_Set problem:_ Provide only the number of lines in the records below that include "Моисей".

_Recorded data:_
==*==

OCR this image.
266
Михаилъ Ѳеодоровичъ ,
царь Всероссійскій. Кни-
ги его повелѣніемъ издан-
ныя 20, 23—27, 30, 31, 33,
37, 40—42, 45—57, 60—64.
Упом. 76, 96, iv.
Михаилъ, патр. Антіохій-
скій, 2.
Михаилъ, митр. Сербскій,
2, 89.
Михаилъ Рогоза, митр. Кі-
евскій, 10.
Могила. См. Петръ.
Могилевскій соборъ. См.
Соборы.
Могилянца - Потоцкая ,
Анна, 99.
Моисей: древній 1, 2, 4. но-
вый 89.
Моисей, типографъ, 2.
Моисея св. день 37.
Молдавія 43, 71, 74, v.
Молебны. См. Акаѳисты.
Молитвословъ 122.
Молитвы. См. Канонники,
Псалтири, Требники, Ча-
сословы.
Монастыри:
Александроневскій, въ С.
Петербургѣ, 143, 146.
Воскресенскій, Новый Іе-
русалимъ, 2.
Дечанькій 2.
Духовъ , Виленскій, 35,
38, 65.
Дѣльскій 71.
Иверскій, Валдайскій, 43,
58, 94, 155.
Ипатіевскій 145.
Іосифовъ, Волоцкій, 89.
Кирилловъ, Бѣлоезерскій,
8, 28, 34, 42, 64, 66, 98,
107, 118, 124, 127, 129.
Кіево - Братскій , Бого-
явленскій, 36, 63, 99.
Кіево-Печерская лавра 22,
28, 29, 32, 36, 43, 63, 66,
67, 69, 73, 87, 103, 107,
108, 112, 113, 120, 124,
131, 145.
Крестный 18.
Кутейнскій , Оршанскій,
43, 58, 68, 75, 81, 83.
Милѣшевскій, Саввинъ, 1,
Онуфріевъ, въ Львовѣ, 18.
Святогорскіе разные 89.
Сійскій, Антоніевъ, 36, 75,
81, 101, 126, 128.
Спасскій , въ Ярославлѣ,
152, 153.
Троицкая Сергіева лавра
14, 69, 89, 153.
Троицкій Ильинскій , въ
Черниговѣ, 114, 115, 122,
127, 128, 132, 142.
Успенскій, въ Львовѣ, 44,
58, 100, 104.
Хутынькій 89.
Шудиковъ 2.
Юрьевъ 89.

==*==

_Response to the exercise:_ 2